> EXERCISE INSTRUCTIONS:
Present the following lines as a numbered list, skipping any blank lines and leaving out the pictures.

> MATERIAL SUPPLIED:
★ ★ ★ ★ ★ ★ ★

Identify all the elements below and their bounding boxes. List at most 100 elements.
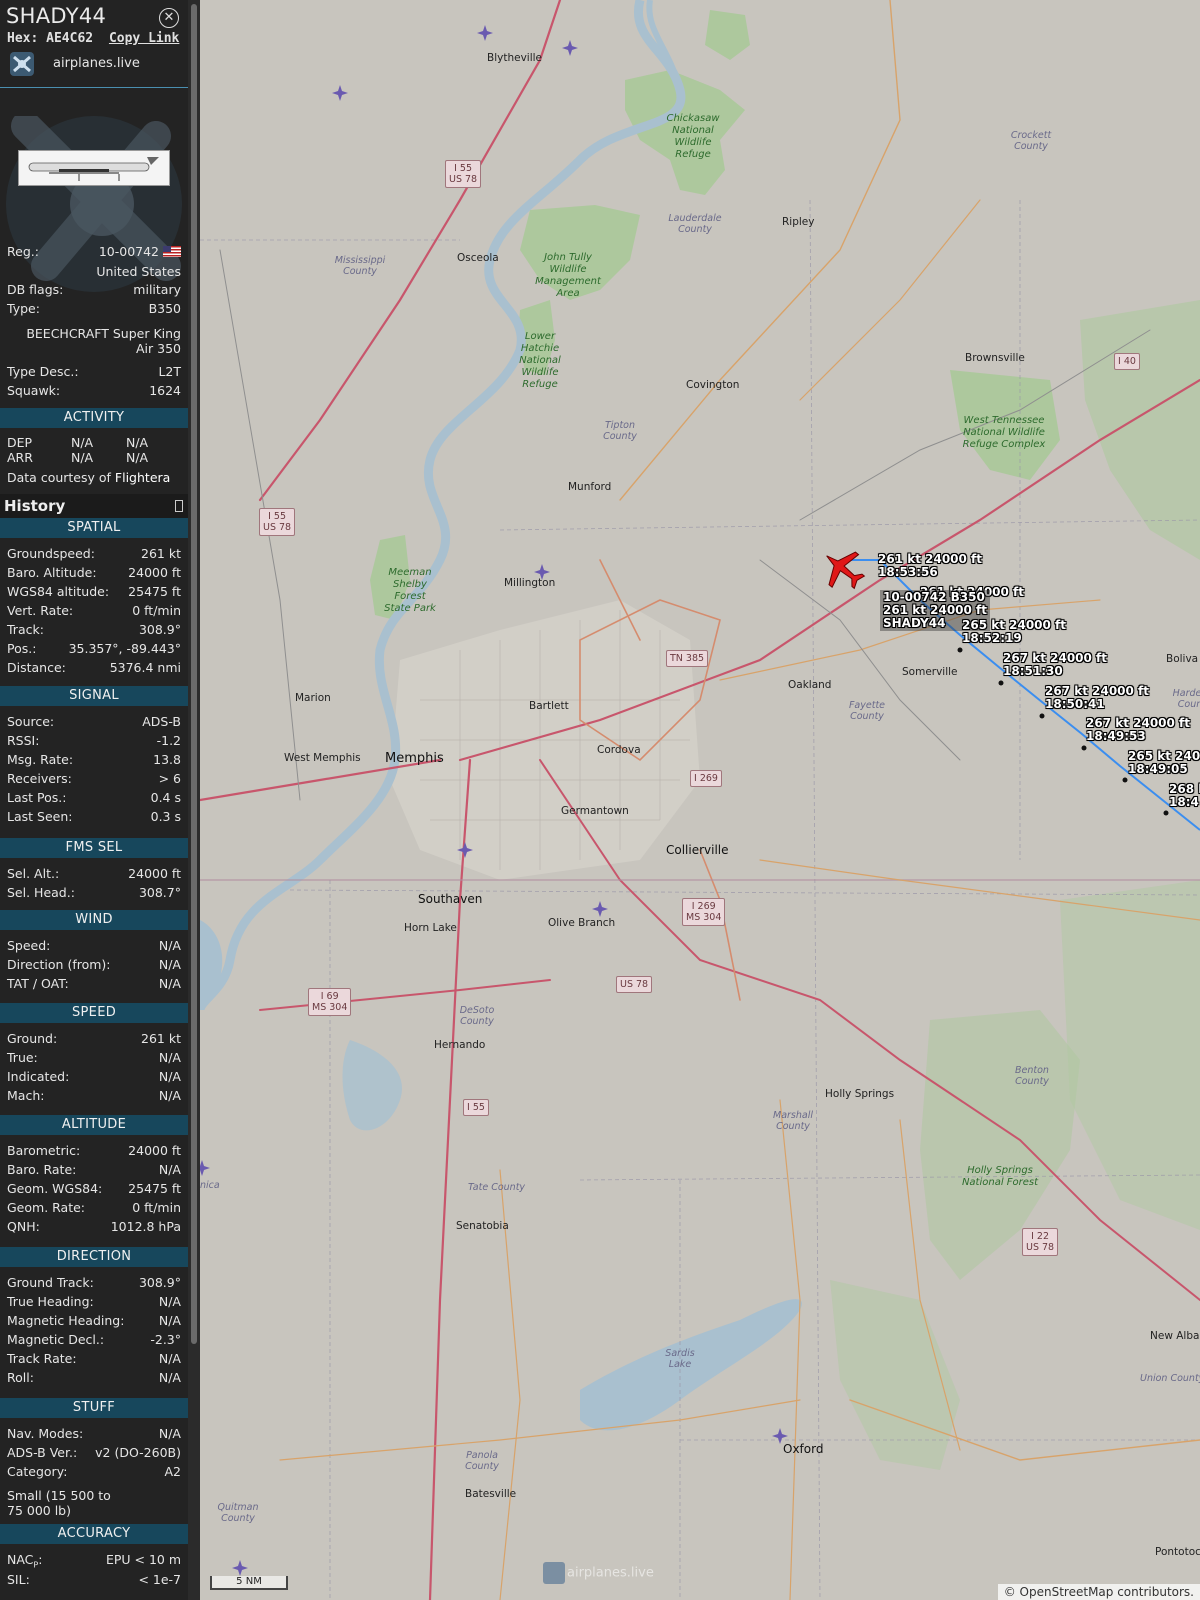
speed-row: Indicated: N/A — [7, 1069, 181, 1084]
speed-row: Mach: N/A — [7, 1088, 181, 1103]
track-point-label: 268 k18:4 — [1169, 782, 1200, 809]
aircraft-marker-icon[interactable] — [820, 546, 866, 592]
scrollbar-thumb[interactable] — [191, 4, 197, 1344]
airplanes-live-logo-icon — [10, 52, 34, 76]
direction-header: DIRECTION — [0, 1247, 188, 1267]
spatial-header: SPATIAL — [0, 518, 188, 538]
city-label: Ripley — [782, 216, 815, 228]
track-point-label: 267 kt 24000 ft 18:49:53 — [1086, 716, 1191, 743]
city-label: New Albany — [1150, 1330, 1200, 1342]
map-watermark: airplanes.live — [543, 1562, 654, 1584]
aircraft-label[interactable]: 261 kt 24000 ft 18:53:56 — [878, 553, 982, 579]
spatial-row: Track: 308.9° — [7, 622, 181, 637]
reg-row: Reg.: 10-00742 — [7, 244, 181, 263]
sil-row: SIL: < 1e-7 — [7, 1572, 181, 1587]
map-base — [200, 0, 1200, 1600]
track-point-label: 265 kt 240 18:49:05 — [1128, 749, 1200, 776]
direction-row: True Heading: N/A — [7, 1294, 181, 1309]
city-label: West Memphis — [284, 752, 361, 764]
close-icon[interactable]: ✕ — [159, 8, 179, 28]
city-label: Cordova — [597, 744, 641, 756]
park-label: John Tully Wildlife Management Area — [535, 252, 601, 299]
park-label: Lower Hatchie National Wildlife Refuge — [519, 331, 561, 390]
signal-row: Last Seen: 0.3 s — [7, 809, 181, 824]
county-label: Harden Coun — [1172, 688, 1200, 710]
county-label: Quitman County — [217, 1502, 259, 1524]
altitude-row: Barometric: 24000 ft — [7, 1143, 181, 1158]
flightera-link[interactable]: Flightera — [115, 470, 170, 485]
spatial-row: Pos.: 35.357°, -89.443° — [7, 641, 181, 656]
fms-header: FMS SEL — [0, 838, 188, 858]
city-label: Senatobia — [456, 1220, 509, 1232]
park-label: Chickasaw National Wildlife Refuge — [666, 113, 720, 160]
altitude-header: ALTITUDE — [0, 1115, 188, 1135]
spatial-row: Groundspeed: 261 kt — [7, 546, 181, 561]
altitude-row: Baro. Rate: N/A — [7, 1162, 181, 1177]
city-label: Batesville — [465, 1488, 517, 1500]
direction-row: Track Rate: N/A — [7, 1351, 181, 1366]
route-shield: I 55 — [463, 1099, 489, 1116]
source-name: airplanes.live — [53, 56, 140, 71]
city-label: Holly Springs — [825, 1088, 895, 1100]
park-label: Holly Springs National Forest — [961, 1165, 1039, 1188]
track-point-label: 267 kt 24000 ft 18:50:41 — [1045, 684, 1150, 711]
expand-icon[interactable] — [175, 500, 183, 512]
stuff-row: Category: A2 — [7, 1464, 181, 1479]
spatial-row: WGS84 altitude: 25475 ft — [7, 584, 181, 599]
spatial-row: Distance: 5376.4 nmi — [7, 660, 181, 675]
city-label: Oxford — [783, 1442, 824, 1456]
county-label: Panola County — [465, 1450, 499, 1472]
route-shield: I 55 US 78 — [259, 508, 296, 536]
city-label: Olive Branch — [548, 917, 616, 929]
city-label: Boliva — [1166, 653, 1199, 665]
map-view[interactable]: Blytheville Osceola Ripley Brownsville C… — [200, 0, 1200, 1600]
route-shield: I 55 US 78 — [445, 160, 482, 188]
signal-row: RSSI: -1.2 — [7, 733, 181, 748]
route-shield: US 78 — [616, 976, 653, 993]
typedesc-row: Type Desc.: L2T — [7, 364, 181, 379]
fms-row: Sel. Head.: 308.7° — [7, 885, 181, 900]
city-label: Oakland — [788, 679, 832, 691]
city-label: Covington — [686, 379, 740, 391]
county-label: DeSoto County — [459, 1005, 495, 1027]
history-title: History — [4, 497, 66, 515]
direction-row: Roll: N/A — [7, 1370, 181, 1385]
us-flag-icon — [163, 246, 181, 257]
city-label: Osceola — [457, 252, 499, 264]
signal-row: Source: ADS-B — [7, 714, 181, 729]
category-description: Small (15 500 to 75 000 lb) — [7, 1488, 111, 1518]
signal-row: Msg. Rate: 13.8 — [7, 752, 181, 767]
spatial-row: Vert. Rate: 0 ft/min — [7, 603, 181, 618]
wind-row: Speed: N/A — [7, 938, 181, 953]
signal-row: Last Pos.: 0.4 s — [7, 790, 181, 805]
route-shield: I 69 MS 304 — [308, 988, 352, 1016]
source-link[interactable]: airplanes.live — [8, 50, 184, 78]
wind-row: TAT / OAT: N/A — [7, 976, 181, 991]
city-label: Horn Lake — [404, 922, 457, 934]
dbflags-value: military — [133, 282, 181, 297]
copy-link-button[interactable]: Copy Link — [109, 31, 179, 46]
nacp-row: NACP: EPU < 10 m — [7, 1552, 181, 1570]
route-shield: I 40 — [1114, 353, 1140, 370]
activity-header: ACTIVITY — [0, 408, 188, 428]
map-scale: 5 NM — [210, 1576, 288, 1590]
spatial-row: Baro. Altitude: 24000 ft — [7, 565, 181, 580]
type-value: B350 — [148, 301, 181, 316]
route-shield: I 269 — [690, 770, 722, 787]
city-label: Hernando — [434, 1039, 486, 1051]
county-label: Benton County — [1015, 1065, 1049, 1087]
divider — [0, 87, 188, 88]
city-label: Millington — [504, 577, 556, 589]
aircraft-photo[interactable] — [18, 150, 170, 186]
signal-header: SIGNAL — [0, 686, 188, 706]
county-label: Union County — [1140, 1373, 1200, 1384]
history-toggle[interactable]: History — [0, 494, 188, 518]
hex-code: AE4C62 — [46, 31, 94, 46]
sidebar-scrollbar[interactable] — [188, 0, 200, 1600]
city-label: Germantown — [561, 805, 629, 817]
squawk-value: 1624 — [149, 383, 181, 398]
lake-label: Sardis Lake — [665, 1348, 695, 1370]
map-attribution[interactable]: © OpenStreetMap contributors. — [997, 1584, 1200, 1600]
city-label: Pontotoc — [1155, 1546, 1200, 1558]
county-label: Crockett County — [1010, 130, 1052, 152]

★ ★ ★ ★ ★ ★ ★

> ANSWER IN FULL:
1. Identify all the elements below and their bounding boxes. List at most 100 elements.
2. speed-row: Indicated: N/A — [7, 1069, 181, 1084]
3. speed-row: Mach: N/A — [7, 1088, 181, 1103]
4. track-point-label: 268 k18:4 — [1169, 782, 1200, 809]
5. aircraft-marker-icon[interactable] — [820, 546, 866, 592]
6. scrollbar-thumb[interactable] — [191, 4, 197, 1344]
7. airplanes-live-logo-icon — [10, 52, 34, 76]
8. direction-header: DIRECTION — [0, 1247, 188, 1267]
9. spatial-header: SPATIAL — [0, 518, 188, 538]
10. city-label: Ripley — [782, 216, 815, 228]
11. track-point-label: 267 kt 24000 ft 18:49:53 — [1086, 716, 1191, 743]
12. city-label: New Albany — [1150, 1330, 1200, 1342]
13. map-watermark: airplanes.live — [543, 1562, 654, 1584]
14. aircraft-label[interactable]: 261 kt 24000 ft 18:53:56 — [878, 553, 982, 579]
15. spatial-row: Track: 308.9° — [7, 622, 181, 637]
16. reg-row: Reg.: 10-00742 — [7, 244, 181, 263]
17. sil-row: SIL: < 1e-7 — [7, 1572, 181, 1587]
18. map-base — [200, 0, 1200, 1600]
19. track-point-label: 265 kt 240 18:49:05 — [1128, 749, 1200, 776]
20. direction-row: True Heading: N/A — [7, 1294, 181, 1309]
21. city-label: West Memphis — [284, 752, 361, 764]
22. close-icon[interactable]: ✕ — [159, 8, 179, 28]
23. city-label: Cordova — [597, 744, 641, 756]
24. park-label: John Tully Wildlife Management Area — [535, 252, 601, 299]
25. park-label: Lower Hatchie National Wildlife Refuge — [519, 331, 561, 390]
26. signal-row: Last Seen: 0.3 s — [7, 809, 181, 824]
27. county-label: Harden Coun — [1172, 688, 1200, 710]
28. county-label: Quitman County — [217, 1502, 259, 1524]
29. altitude-row: Barometric: 24000 ft — [7, 1143, 181, 1158]
30. flightera-link[interactable]: Flightera — [115, 470, 170, 485]
31. spatial-row: Pos.: 35.357°, -89.443° — [7, 641, 181, 656]
32. fms-header: FMS SEL — [0, 838, 188, 858]
33. city-label: Senatobia — [456, 1220, 509, 1232]
34. park-label: Chickasaw National Wildlife Refuge — [666, 113, 720, 160]
35. altitude-header: ALTITUDE — [0, 1115, 188, 1135]
36. spatial-row: Groundspeed: 261 kt — [7, 546, 181, 561]
37. altitude-row: Baro. Rate: N/A — [7, 1162, 181, 1177]
38. city-label: Batesville — [465, 1488, 517, 1500]
39. direction-row: Track Rate: N/A — [7, 1351, 181, 1366]
40. route-shield: I 55 — [463, 1099, 489, 1116]
41. source-name: airplanes.live — [53, 56, 140, 71]
42. city-label: Holly Springs — [825, 1088, 895, 1100]
43. park-label: Holly Springs National Forest — [961, 1165, 1039, 1188]
44. track-point-label: 267 kt 24000 ft 18:50:41 — [1045, 684, 1150, 711]
45. expand-icon[interactable] — [175, 500, 183, 512]
46. stuff-row: Category: A2 — [7, 1464, 181, 1479]
47. spatial-row: WGS84 altitude: 25475 ft — [7, 584, 181, 599]
48. spatial-row: Distance: 5376.4 nmi — [7, 660, 181, 675]
49. city-label: Oxford — [783, 1442, 824, 1456]
50. county-label: Panola County — [465, 1450, 499, 1472]
51. route-shield: I 55 US 78 — [259, 508, 296, 536]
52. city-label: Olive Branch — [548, 917, 616, 929]
53. city-label: Boliva — [1166, 653, 1199, 665]
54. map-view[interactable]: Blytheville Osceola Ripley Brownsville C… — [200, 0, 1200, 1600]
55. route-shield: I 55 US 78 — [445, 160, 482, 188]
56. signal-row: RSSI: -1.2 — [7, 733, 181, 748]
57. route-shield: US 78 — [616, 976, 653, 993]
58. typedesc-row: Type Desc.: L2T — [7, 364, 181, 379]
59. fms-row: Sel. Head.: 308.7° — [7, 885, 181, 900]
60. city-label: Oakland — [788, 679, 832, 691]
61. city-label: Covington — [686, 379, 740, 391]
62. county-label: DeSoto County — [459, 1005, 495, 1027]
63. history-title: History — [4, 497, 66, 515]
64. direction-row: Roll: N/A — [7, 1370, 181, 1385]
65. us-flag-icon — [163, 246, 181, 257]
66. city-label: Osceola — [457, 252, 499, 264]
67. signal-row: Source: ADS-B — [7, 714, 181, 729]
68. category-description: Small (15 500 to 75 000 lb) — [7, 1488, 111, 1518]
69. signal-row: Msg. Rate: 13.8 — [7, 752, 181, 767]
70. spatial-row: Vert. Rate: 0 ft/min — [7, 603, 181, 618]
71. wind-row: Speed: N/A — [7, 938, 181, 953]
72. signal-row: Last Pos.: 0.4 s — [7, 790, 181, 805]
73. route-shield: I 69 MS 304 — [308, 988, 352, 1016]
74. source-link[interactable]: airplanes.live — [8, 50, 184, 78]
75. wind-row: TAT / OAT: N/A — [7, 976, 181, 991]
76. city-label: Horn Lake — [404, 922, 457, 934]
77. dbflags-value: military — [133, 282, 181, 297]
78. copy-link-button[interactable]: Copy Link — [109, 31, 179, 46]
79. nacp-row: NACP: EPU < 10 m — [7, 1552, 181, 1570]
80. route-shield: I 40 — [1114, 353, 1140, 370]
81. activity-header: ACTIVITY — [0, 408, 188, 428]
82. map-scale: 5 NM — [210, 1576, 288, 1590]
83. spatial-row: Baro. Altitude: 24000 ft — [7, 565, 181, 580]
84. type-value: B350 — [148, 301, 181, 316]
85. route-shield: I 269 — [690, 770, 722, 787]
86. city-label: Hernando — [434, 1039, 486, 1051]
87. county-label: Benton County — [1015, 1065, 1049, 1087]
88. divider — [0, 87, 188, 88]
89. city-label: Millington — [504, 577, 556, 589]
90. aircraft-photo[interactable] — [18, 150, 170, 186]
91. signal-header: SIGNAL — [0, 686, 188, 706]
92. county-label: Union County — [1140, 1373, 1200, 1384]
93. history-toggle[interactable]: History — [0, 494, 188, 518]
94. hex-code: AE4C62 — [46, 31, 94, 46]
95. sidebar-scrollbar[interactable] — [188, 0, 200, 1600]
96. city-label: Germantown — [561, 805, 629, 817]
97. squawk-value: 1624 — [149, 383, 181, 398]
98. lake-label: Sardis Lake — [665, 1348, 695, 1370]
99. map-attribution[interactable]: © OpenStreetMap contributors. — [997, 1584, 1200, 1600]
100. city-label: Pontotoc — [1155, 1546, 1200, 1558]
101. county-label: Crockett County — [1010, 130, 1052, 152]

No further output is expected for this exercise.